OBJECTIVE –
Check each line below for "energi" and report how many have it, nothing else.

Lines of data –
==============================
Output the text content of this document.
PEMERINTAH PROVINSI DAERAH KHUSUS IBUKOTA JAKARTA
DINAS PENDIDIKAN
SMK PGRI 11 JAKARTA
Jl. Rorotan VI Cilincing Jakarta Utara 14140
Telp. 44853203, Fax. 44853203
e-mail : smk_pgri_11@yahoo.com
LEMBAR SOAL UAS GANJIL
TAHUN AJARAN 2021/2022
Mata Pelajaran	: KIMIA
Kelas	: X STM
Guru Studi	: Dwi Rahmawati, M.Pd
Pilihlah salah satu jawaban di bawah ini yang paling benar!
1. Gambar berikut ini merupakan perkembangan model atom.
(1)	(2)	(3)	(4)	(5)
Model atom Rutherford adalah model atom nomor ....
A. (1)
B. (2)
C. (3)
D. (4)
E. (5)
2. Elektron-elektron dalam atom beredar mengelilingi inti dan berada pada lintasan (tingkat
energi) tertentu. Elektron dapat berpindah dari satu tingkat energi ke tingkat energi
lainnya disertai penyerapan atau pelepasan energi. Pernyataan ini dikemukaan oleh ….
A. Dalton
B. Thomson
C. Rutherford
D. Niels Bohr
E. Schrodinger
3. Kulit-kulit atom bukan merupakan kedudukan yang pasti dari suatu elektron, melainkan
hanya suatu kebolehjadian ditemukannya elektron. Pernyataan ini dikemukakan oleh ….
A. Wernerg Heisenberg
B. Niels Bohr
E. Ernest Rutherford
==============================
RESPONSE –
2